Print the entries that appear below, exactly as written and without their pictures.
——————
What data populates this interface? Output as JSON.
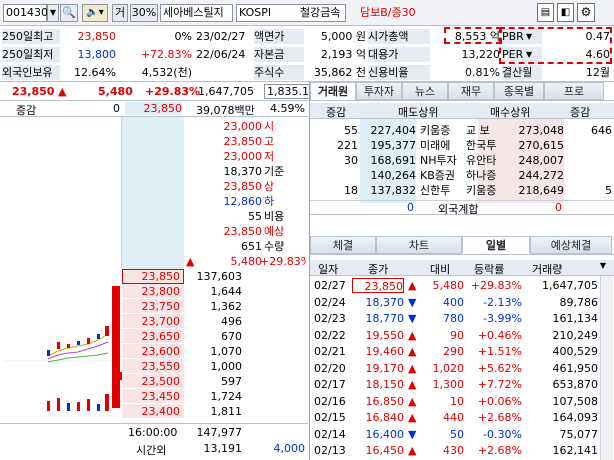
{
  "toolbar": {
    "code": "001430",
    "type": "거",
    "pct": "30%",
    "name": "세아베스틸지",
    "market": "KOSPI",
    "sector": "철강금속",
    "margin": "담보B/증30"
  },
  "info": [
    {
      "a": "250일최고",
      "b": "23,850",
      "bc": "r",
      "c": "0%",
      "d": "23/02/27",
      "e": "액면가",
      "f": "5,000 원",
      "g": "시가총액",
      "h": "8,553 억",
      "i": "PBR",
      "j": "0.47"
    },
    {
      "a": "250일최저",
      "b": "13,800",
      "bc": "b",
      "c": "+72.83%",
      "cc": "r",
      "d": "22/06/24",
      "e": "자본금",
      "f": "2,193 억",
      "g": "대용가",
      "h": "13,220",
      "i": "PER",
      "j": "4.60"
    },
    {
      "a": "외국인보유",
      "b": "12.64%",
      "bc": "k",
      "c": "4,532(천)",
      "d": "",
      "e": "주식수",
      "f": "35,862 천",
      "g": "신용비율",
      "h": "0.81%",
      "i": "결산월",
      "j": "12월"
    }
  ],
  "price": {
    "cur": "23,850",
    "arrow": "▲",
    "diff": "5,480",
    "rate": "+29.83%",
    "vol": "1,647,705",
    "extra": "1,835.1"
  },
  "ob_head": {
    "l": "증감",
    "lv": "0",
    "p": "23,850",
    "amt": "39,078백만",
    "pct": "4.59%"
  },
  "summary": [
    {
      "v": "23,000",
      "l": "시",
      "c": "r"
    },
    {
      "v": "23,850",
      "l": "고",
      "c": "r"
    },
    {
      "v": "23,000",
      "l": "저",
      "c": "r"
    },
    {
      "v": "18,370",
      "l": "기준",
      "c": "k"
    },
    {
      "v": "23,850",
      "l": "상",
      "c": "r"
    },
    {
      "v": "12,860",
      "l": "하",
      "c": "b"
    },
    {
      "v": "55",
      "l": "비용",
      "c": "k"
    },
    {
      "v": "23,850",
      "l": "예상",
      "c": "r"
    },
    {
      "v": "651",
      "l": "수량",
      "c": "k"
    },
    {
      "v": "5,480",
      "l": "+29.83%",
      "c": "r",
      "arrow": "▲"
    }
  ],
  "asks": [
    {
      "p": "23,850",
      "q": "137,603"
    },
    {
      "p": "23,800",
      "q": "1,644"
    },
    {
      "p": "23,750",
      "q": "1,362"
    },
    {
      "p": "23,700",
      "q": "496"
    },
    {
      "p": "23,650",
      "q": "670"
    },
    {
      "p": "23,600",
      "q": "1,070"
    },
    {
      "p": "23,550",
      "q": "1,000"
    },
    {
      "p": "23,500",
      "q": "597"
    },
    {
      "p": "23,450",
      "q": "1,724"
    },
    {
      "p": "23,400",
      "q": "1,811"
    }
  ],
  "ob_foot": {
    "time": "16:00:00",
    "total": "147,977",
    "after": "시간외",
    "after_q": "13,191",
    "after_r": "4,000"
  },
  "tabs1": [
    "거래원",
    "투자자",
    "뉴스",
    "재무",
    "종목별",
    "프로"
  ],
  "broker_head": [
    "증감",
    "매도상위",
    "매수상위",
    "증감"
  ],
  "brokers": [
    {
      "a": "55",
      "b": "227,404",
      "c": "키움증",
      "d": "교 보",
      "e": "273,048",
      "f": "646"
    },
    {
      "a": "221",
      "b": "195,377",
      "c": "미래에",
      "d": "한국투",
      "e": "270,615",
      "f": ""
    },
    {
      "a": "30",
      "b": "168,691",
      "c": "NH투자",
      "d": "유안타",
      "e": "248,007",
      "f": ""
    },
    {
      "a": "",
      "b": "140,264",
      "c": "KB증권",
      "d": "하나증",
      "e": "244,272",
      "f": ""
    },
    {
      "a": "18",
      "b": "137,832",
      "c": "신한투",
      "d": "키움증",
      "e": "218,649",
      "f": "5"
    }
  ],
  "foreign": {
    "l": "0",
    "label": "외국계합",
    "r": "0"
  },
  "tabs2": [
    "체결",
    "차트",
    "일별",
    "예상체결"
  ],
  "daily_head": [
    "일자",
    "종가",
    "대비",
    "등락률",
    "거래량"
  ],
  "daily": [
    {
      "d": "02/27",
      "p": "23,850",
      "s": "▲",
      "pc": "r",
      "c": "5,480",
      "r": "+29.83%",
      "v": "1,647,705",
      "hl": true,
      "up": true
    },
    {
      "d": "02/24",
      "p": "18,370",
      "s": "▼",
      "pc": "b",
      "c": "400",
      "r": "-2.13%",
      "v": "89,786"
    },
    {
      "d": "02/23",
      "p": "18,770",
      "s": "▼",
      "pc": "b",
      "c": "780",
      "r": "-3.99%",
      "v": "161,134"
    },
    {
      "d": "02/22",
      "p": "19,550",
      "s": "▲",
      "pc": "r",
      "c": "90",
      "r": "+0.46%",
      "v": "210,249"
    },
    {
      "d": "02/21",
      "p": "19,460",
      "s": "▲",
      "pc": "r",
      "c": "290",
      "r": "+1.51%",
      "v": "400,529"
    },
    {
      "d": "02/20",
      "p": "19,170",
      "s": "▲",
      "pc": "r",
      "c": "1,020",
      "r": "+5.62%",
      "v": "461,950"
    },
    {
      "d": "02/17",
      "p": "18,150",
      "s": "▲",
      "pc": "r",
      "c": "1,300",
      "r": "+7.72%",
      "v": "653,870"
    },
    {
      "d": "02/16",
      "p": "16,850",
      "s": "▲",
      "pc": "r",
      "c": "10",
      "r": "+0.06%",
      "v": "107,508"
    },
    {
      "d": "02/15",
      "p": "16,840",
      "s": "▲",
      "pc": "r",
      "c": "440",
      "r": "+2.68%",
      "v": "164,093"
    },
    {
      "d": "02/14",
      "p": "16,400",
      "s": "▼",
      "pc": "b",
      "c": "50",
      "r": "-0.30%",
      "v": "75,077"
    },
    {
      "d": "02/13",
      "p": "16,450",
      "s": "▲",
      "pc": "r",
      "c": "430",
      "r": "+2.68%",
      "v": "162,141"
    }
  ],
  "colors": {
    "up": "#e00000",
    "down": "#0030d0",
    "label_bg": "#e6ebf3",
    "ask_bg": "#ddeef7",
    "highlight": "#e00000"
  }
}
——————
• [Solution to this exercise]
What data populates this interface? Output as JSON.
{
  "toolbar": {
    "code": "001430",
    "type": "거",
    "pct": "30%",
    "name": "세아베스틸지",
    "market": "KOSPI",
    "sector": "철강금속",
    "margin": "담보B/증30"
  },
  "info": [
    {
      "a": "250일최고",
      "b": "23,850",
      "bc": "r",
      "c": "0%",
      "d": "23/02/27",
      "e": "액면가",
      "f": "5,000 원",
      "g": "시가총액",
      "h": "8,553 억",
      "i": "PBR",
      "j": "0.47"
    },
    {
      "a": "250일최저",
      "b": "13,800",
      "bc": "b",
      "c": "+72.83%",
      "cc": "r",
      "d": "22/06/24",
      "e": "자본금",
      "f": "2,193 억",
      "g": "대용가",
      "h": "13,220",
      "i": "PER",
      "j": "4.60"
    },
    {
      "a": "외국인보유",
      "b": "12.64%",
      "bc": "k",
      "c": "4,532(천)",
      "d": "",
      "e": "주식수",
      "f": "35,862 천",
      "g": "신용비율",
      "h": "0.81%",
      "i": "결산월",
      "j": "12월"
    }
  ],
  "price": {
    "cur": "23,850",
    "arrow": "▲",
    "diff": "5,480",
    "rate": "+29.83%",
    "vol": "1,647,705",
    "extra": "1,835.1"
  },
  "ob_head": {
    "l": "증감",
    "lv": "0",
    "p": "23,850",
    "amt": "39,078백만",
    "pct": "4.59%"
  },
  "summary": [
    {
      "v": "23,000",
      "l": "시",
      "c": "r"
    },
    {
      "v": "23,850",
      "l": "고",
      "c": "r"
    },
    {
      "v": "23,000",
      "l": "저",
      "c": "r"
    },
    {
      "v": "18,370",
      "l": "기준",
      "c": "k"
    },
    {
      "v": "23,850",
      "l": "상",
      "c": "r"
    },
    {
      "v": "12,860",
      "l": "하",
      "c": "b"
    },
    {
      "v": "55",
      "l": "비용",
      "c": "k"
    },
    {
      "v": "23,850",
      "l": "예상",
      "c": "r"
    },
    {
      "v": "651",
      "l": "수량",
      "c": "k"
    },
    {
      "v": "5,480",
      "l": "+29.83%",
      "c": "r",
      "arrow": "▲"
    }
  ],
  "asks": [
    {
      "p": "23,850",
      "q": "137,603"
    },
    {
      "p": "23,800",
      "q": "1,644"
    },
    {
      "p": "23,750",
      "q": "1,362"
    },
    {
      "p": "23,700",
      "q": "496"
    },
    {
      "p": "23,650",
      "q": "670"
    },
    {
      "p": "23,600",
      "q": "1,070"
    },
    {
      "p": "23,550",
      "q": "1,000"
    },
    {
      "p": "23,500",
      "q": "597"
    },
    {
      "p": "23,450",
      "q": "1,724"
    },
    {
      "p": "23,400",
      "q": "1,811"
    }
  ],
  "ob_foot": {
    "time": "16:00:00",
    "total": "147,977",
    "after": "시간외",
    "after_q": "13,191",
    "after_r": "4,000"
  },
  "tabs1": [
    "거래원",
    "투자자",
    "뉴스",
    "재무",
    "종목별",
    "프로"
  ],
  "broker_head": [
    "증감",
    "매도상위",
    "매수상위",
    "증감"
  ],
  "brokers": [
    {
      "a": "55",
      "b": "227,404",
      "c": "키움증",
      "d": "교 보",
      "e": "273,048",
      "f": "646"
    },
    {
      "a": "221",
      "b": "195,377",
      "c": "미래에",
      "d": "한국투",
      "e": "270,615",
      "f": ""
    },
    {
      "a": "30",
      "b": "168,691",
      "c": "NH투자",
      "d": "유안타",
      "e": "248,007",
      "f": ""
    },
    {
      "a": "",
      "b": "140,264",
      "c": "KB증권",
      "d": "하나증",
      "e": "244,272",
      "f": ""
    },
    {
      "a": "18",
      "b": "137,832",
      "c": "신한투",
      "d": "키움증",
      "e": "218,649",
      "f": "5"
    }
  ],
  "foreign": {
    "l": "0",
    "label": "외국계합",
    "r": "0"
  },
  "tabs2": [
    "체결",
    "차트",
    "일별",
    "예상체결"
  ],
  "daily_head": [
    "일자",
    "종가",
    "대비",
    "등락률",
    "거래량"
  ],
  "daily": [
    {
      "d": "02/27",
      "p": "23,850",
      "s": "▲",
      "pc": "r",
      "c": "5,480",
      "r": "+29.83%",
      "v": "1,647,705",
      "hl": true,
      "up": true
    },
    {
      "d": "02/24",
      "p": "18,370",
      "s": "▼",
      "pc": "b",
      "c": "400",
      "r": "-2.13%",
      "v": "89,786"
    },
    {
      "d": "02/23",
      "p": "18,770",
      "s": "▼",
      "pc": "b",
      "c": "780",
      "r": "-3.99%",
      "v": "161,134"
    },
    {
      "d": "02/22",
      "p": "19,550",
      "s": "▲",
      "pc": "r",
      "c": "90",
      "r": "+0.46%",
      "v": "210,249"
    },
    {
      "d": "02/21",
      "p": "19,460",
      "s": "▲",
      "pc": "r",
      "c": "290",
      "r": "+1.51%",
      "v": "400,529"
    },
    {
      "d": "02/20",
      "p": "19,170",
      "s": "▲",
      "pc": "r",
      "c": "1,020",
      "r": "+5.62%",
      "v": "461,950"
    },
    {
      "d": "02/17",
      "p": "18,150",
      "s": "▲",
      "pc": "r",
      "c": "1,300",
      "r": "+7.72%",
      "v": "653,870"
    },
    {
      "d": "02/16",
      "p": "16,850",
      "s": "▲",
      "pc": "r",
      "c": "10",
      "r": "+0.06%",
      "v": "107,508"
    },
    {
      "d": "02/15",
      "p": "16,840",
      "s": "▲",
      "pc": "r",
      "c": "440",
      "r": "+2.68%",
      "v": "164,093"
    },
    {
      "d": "02/14",
      "p": "16,400",
      "s": "▼",
      "pc": "b",
      "c": "50",
      "r": "-0.30%",
      "v": "75,077"
    },
    {
      "d": "02/13",
      "p": "16,450",
      "s": "▲",
      "pc": "r",
      "c": "430",
      "r": "+2.68%",
      "v": "162,141"
    }
  ],
  "colors": {
    "up": "#e00000",
    "down": "#0030d0",
    "label_bg": "#e6ebf3",
    "ask_bg": "#ddeef7",
    "highlight": "#e00000"
  }
}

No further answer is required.